[Start Data provided]
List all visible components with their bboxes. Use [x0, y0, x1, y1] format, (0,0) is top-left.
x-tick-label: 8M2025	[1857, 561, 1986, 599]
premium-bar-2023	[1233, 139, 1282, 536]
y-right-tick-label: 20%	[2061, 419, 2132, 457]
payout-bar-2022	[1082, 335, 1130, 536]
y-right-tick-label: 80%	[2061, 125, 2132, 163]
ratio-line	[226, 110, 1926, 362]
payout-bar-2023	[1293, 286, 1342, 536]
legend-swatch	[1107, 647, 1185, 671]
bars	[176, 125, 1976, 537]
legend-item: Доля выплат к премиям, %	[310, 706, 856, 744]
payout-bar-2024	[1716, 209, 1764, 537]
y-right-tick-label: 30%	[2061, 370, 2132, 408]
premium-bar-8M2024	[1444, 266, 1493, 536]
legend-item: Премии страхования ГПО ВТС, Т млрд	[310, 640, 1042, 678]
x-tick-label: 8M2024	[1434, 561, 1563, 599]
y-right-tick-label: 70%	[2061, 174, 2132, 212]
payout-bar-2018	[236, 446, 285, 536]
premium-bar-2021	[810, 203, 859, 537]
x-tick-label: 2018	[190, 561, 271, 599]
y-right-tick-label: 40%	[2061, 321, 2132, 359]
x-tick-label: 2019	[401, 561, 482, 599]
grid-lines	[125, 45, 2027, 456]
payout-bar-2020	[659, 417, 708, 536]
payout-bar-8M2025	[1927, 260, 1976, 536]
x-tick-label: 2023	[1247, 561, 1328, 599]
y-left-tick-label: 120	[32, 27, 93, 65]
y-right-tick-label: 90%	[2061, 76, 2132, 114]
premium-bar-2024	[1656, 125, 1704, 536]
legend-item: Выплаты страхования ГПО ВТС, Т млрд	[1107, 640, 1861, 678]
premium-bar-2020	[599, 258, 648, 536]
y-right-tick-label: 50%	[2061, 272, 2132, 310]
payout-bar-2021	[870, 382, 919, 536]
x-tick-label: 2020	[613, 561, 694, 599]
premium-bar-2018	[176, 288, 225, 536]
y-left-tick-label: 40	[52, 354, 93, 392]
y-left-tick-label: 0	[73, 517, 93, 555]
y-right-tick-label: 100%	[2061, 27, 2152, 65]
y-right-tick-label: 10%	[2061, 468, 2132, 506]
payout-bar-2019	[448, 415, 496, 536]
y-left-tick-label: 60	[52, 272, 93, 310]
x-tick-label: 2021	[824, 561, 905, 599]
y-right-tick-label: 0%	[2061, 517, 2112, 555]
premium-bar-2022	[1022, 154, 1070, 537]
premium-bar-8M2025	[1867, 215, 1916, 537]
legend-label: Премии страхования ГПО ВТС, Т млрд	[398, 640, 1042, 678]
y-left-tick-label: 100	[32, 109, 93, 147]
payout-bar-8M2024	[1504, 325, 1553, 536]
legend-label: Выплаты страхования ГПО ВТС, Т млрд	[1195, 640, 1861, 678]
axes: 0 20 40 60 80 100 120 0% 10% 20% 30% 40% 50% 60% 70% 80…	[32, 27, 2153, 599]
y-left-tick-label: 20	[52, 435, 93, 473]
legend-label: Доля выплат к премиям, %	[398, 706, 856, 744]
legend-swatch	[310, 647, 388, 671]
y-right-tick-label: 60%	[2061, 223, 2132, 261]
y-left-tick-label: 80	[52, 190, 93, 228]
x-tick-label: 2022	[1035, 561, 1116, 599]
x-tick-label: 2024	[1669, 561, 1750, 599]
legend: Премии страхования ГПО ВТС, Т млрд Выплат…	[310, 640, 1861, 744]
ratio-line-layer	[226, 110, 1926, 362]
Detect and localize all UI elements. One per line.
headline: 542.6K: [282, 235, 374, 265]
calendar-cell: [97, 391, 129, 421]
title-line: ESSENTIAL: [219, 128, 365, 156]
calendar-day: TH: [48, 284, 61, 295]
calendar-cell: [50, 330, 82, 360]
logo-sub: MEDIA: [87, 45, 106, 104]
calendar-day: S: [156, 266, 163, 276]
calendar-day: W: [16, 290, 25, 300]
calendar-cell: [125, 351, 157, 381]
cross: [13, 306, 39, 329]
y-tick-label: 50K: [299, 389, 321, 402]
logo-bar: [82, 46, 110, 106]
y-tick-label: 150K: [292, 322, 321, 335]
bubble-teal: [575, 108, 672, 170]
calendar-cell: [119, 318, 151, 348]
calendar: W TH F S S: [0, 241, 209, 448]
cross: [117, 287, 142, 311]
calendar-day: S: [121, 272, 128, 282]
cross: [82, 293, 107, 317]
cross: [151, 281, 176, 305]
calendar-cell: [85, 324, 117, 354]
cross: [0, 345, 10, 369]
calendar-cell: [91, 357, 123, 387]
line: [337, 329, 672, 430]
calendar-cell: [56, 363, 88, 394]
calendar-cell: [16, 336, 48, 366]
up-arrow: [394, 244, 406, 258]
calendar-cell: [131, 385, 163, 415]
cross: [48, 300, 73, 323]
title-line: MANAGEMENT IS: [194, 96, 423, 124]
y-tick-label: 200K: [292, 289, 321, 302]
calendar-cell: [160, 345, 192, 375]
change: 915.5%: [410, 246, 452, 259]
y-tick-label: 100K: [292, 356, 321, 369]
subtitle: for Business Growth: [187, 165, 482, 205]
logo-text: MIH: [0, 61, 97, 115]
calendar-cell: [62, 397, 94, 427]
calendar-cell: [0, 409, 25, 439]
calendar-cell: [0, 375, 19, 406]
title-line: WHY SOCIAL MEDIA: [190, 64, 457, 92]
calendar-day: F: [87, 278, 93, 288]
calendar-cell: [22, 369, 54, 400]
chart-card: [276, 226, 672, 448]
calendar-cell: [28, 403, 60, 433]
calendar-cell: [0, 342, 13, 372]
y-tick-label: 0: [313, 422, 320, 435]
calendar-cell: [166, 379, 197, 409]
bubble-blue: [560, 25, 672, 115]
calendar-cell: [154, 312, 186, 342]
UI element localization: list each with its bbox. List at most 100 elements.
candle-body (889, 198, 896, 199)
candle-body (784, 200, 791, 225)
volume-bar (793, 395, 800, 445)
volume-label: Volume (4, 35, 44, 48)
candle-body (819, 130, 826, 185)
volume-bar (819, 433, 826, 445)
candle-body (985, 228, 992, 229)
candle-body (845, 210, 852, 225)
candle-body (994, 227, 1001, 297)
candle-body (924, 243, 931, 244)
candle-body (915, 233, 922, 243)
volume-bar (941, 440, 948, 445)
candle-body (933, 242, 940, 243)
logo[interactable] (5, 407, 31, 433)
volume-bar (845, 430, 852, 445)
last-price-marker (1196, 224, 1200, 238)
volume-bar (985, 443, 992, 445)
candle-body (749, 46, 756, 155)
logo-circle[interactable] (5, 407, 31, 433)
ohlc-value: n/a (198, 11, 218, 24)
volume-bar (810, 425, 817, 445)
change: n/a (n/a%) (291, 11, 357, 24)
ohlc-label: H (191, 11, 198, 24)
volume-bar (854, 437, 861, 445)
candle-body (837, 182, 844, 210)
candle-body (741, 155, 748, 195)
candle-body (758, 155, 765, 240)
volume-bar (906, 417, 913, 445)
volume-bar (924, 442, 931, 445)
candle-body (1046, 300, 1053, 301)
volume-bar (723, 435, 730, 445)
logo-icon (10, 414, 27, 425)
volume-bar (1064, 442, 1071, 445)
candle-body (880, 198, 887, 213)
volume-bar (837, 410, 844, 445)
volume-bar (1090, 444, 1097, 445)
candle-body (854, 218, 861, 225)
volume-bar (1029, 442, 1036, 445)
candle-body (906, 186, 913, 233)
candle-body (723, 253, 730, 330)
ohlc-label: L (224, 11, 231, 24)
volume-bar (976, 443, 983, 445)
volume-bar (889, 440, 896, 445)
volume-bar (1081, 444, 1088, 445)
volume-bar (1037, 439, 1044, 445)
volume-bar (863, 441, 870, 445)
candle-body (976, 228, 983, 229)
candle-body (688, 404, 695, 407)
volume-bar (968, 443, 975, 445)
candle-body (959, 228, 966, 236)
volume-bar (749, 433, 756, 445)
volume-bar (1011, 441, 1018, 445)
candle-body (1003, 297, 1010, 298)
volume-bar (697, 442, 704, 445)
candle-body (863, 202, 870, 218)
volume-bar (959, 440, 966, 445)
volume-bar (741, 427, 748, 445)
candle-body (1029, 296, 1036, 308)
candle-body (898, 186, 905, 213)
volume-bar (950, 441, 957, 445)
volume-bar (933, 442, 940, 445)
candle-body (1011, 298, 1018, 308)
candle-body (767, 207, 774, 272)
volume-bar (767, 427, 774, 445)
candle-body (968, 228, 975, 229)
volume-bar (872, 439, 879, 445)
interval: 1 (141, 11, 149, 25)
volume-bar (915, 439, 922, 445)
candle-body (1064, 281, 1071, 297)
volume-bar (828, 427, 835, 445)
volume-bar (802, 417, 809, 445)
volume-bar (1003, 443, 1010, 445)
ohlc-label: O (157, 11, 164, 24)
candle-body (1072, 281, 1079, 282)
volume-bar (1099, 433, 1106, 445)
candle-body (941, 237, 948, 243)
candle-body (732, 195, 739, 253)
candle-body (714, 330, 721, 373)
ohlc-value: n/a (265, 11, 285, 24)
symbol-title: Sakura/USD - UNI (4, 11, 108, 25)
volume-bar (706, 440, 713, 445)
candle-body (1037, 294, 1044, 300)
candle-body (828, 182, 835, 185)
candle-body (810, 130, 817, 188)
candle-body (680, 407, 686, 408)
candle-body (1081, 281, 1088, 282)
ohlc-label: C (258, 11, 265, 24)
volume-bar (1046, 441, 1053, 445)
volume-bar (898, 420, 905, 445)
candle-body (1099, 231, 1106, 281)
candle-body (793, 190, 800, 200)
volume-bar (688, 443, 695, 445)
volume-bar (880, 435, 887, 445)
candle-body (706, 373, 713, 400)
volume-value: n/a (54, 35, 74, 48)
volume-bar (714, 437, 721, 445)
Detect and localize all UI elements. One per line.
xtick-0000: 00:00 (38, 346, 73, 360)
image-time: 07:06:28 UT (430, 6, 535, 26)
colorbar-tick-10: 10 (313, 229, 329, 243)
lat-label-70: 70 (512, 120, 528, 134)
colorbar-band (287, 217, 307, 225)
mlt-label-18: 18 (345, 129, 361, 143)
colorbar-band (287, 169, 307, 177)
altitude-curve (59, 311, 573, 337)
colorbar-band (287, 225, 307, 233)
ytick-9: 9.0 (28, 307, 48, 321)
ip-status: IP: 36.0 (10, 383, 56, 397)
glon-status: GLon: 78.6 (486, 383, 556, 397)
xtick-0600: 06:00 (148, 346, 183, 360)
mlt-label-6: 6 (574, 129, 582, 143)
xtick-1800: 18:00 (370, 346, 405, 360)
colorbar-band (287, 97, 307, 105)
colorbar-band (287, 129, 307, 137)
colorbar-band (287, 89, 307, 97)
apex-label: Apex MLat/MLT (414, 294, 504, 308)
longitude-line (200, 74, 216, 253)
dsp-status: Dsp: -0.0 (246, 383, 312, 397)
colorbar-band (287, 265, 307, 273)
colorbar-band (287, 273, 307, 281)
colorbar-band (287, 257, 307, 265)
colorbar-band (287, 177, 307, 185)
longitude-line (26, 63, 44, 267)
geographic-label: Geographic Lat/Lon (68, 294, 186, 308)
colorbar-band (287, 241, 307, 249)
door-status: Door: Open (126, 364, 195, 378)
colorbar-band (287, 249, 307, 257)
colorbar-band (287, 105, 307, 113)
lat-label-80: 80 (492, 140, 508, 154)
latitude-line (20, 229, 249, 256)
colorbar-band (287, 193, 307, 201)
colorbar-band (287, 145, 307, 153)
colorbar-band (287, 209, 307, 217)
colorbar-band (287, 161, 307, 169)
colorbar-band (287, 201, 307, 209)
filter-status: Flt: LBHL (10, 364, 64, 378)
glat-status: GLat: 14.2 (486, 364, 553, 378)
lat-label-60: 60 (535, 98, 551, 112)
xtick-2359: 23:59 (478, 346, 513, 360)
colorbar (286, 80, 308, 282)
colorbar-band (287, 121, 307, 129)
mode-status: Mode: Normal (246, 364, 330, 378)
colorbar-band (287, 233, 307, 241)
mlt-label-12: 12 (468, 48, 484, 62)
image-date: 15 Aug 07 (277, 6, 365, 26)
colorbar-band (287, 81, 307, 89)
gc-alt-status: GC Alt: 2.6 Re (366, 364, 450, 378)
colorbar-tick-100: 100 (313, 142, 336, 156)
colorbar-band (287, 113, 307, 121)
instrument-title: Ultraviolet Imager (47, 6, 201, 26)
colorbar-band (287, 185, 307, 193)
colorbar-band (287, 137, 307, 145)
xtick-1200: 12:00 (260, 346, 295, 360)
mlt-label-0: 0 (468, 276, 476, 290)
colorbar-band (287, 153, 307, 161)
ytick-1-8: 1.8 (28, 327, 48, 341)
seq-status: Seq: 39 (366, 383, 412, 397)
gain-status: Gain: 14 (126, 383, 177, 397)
[End Data provided]
Objective
Output, unchanged, the rows starting with the first row and going on through the row that contains "468, 2132, 506]", with both ends included.

Expected answer
List all visible components with their bboxes. Use [x0, y0, x1, y1] format, (0,0) is top-left.
x-tick-label: 8M2025	[1857, 561, 1986, 599]
premium-bar-2023	[1233, 139, 1282, 536]
y-right-tick-label: 20%	[2061, 419, 2132, 457]
payout-bar-2022	[1082, 335, 1130, 536]
y-right-tick-label: 80%	[2061, 125, 2132, 163]
ratio-line	[226, 110, 1926, 362]
payout-bar-2023	[1293, 286, 1342, 536]
legend-swatch	[1107, 647, 1185, 671]
bars	[176, 125, 1976, 537]
legend-item: Доля выплат к премиям, %	[310, 706, 856, 744]
payout-bar-2024	[1716, 209, 1764, 537]
y-right-tick-label: 30%	[2061, 370, 2132, 408]
premium-bar-8M2024	[1444, 266, 1493, 536]
legend-item: Премии страхования ГПО ВТС, Т млрд	[310, 640, 1042, 678]
x-tick-label: 8M2024	[1434, 561, 1563, 599]
y-right-tick-label: 70%	[2061, 174, 2132, 212]
payout-bar-2018	[236, 446, 285, 536]
premium-bar-2021	[810, 203, 859, 537]
x-tick-label: 2018	[190, 561, 271, 599]
y-right-tick-label: 40%	[2061, 321, 2132, 359]
x-tick-label: 2019	[401, 561, 482, 599]
grid-lines	[125, 45, 2027, 456]
payout-bar-2020	[659, 417, 708, 536]
payout-bar-8M2025	[1927, 260, 1976, 536]
x-tick-label: 2023	[1247, 561, 1328, 599]
y-left-tick-label: 120	[32, 27, 93, 65]
y-right-tick-label: 90%	[2061, 76, 2132, 114]
premium-bar-2024	[1656, 125, 1704, 536]
legend-item: Выплаты страхования ГПО ВТС, Т млрд	[1107, 640, 1861, 678]
premium-bar-2020	[599, 258, 648, 536]
y-right-tick-label: 50%	[2061, 272, 2132, 310]
payout-bar-2021	[870, 382, 919, 536]
x-tick-label: 2020	[613, 561, 694, 599]
premium-bar-2018	[176, 288, 225, 536]
y-left-tick-label: 40	[52, 354, 93, 392]
y-left-tick-label: 0	[73, 517, 93, 555]
y-right-tick-label: 100%	[2061, 27, 2152, 65]
y-right-tick-label: 10%	[2061, 468, 2132, 506]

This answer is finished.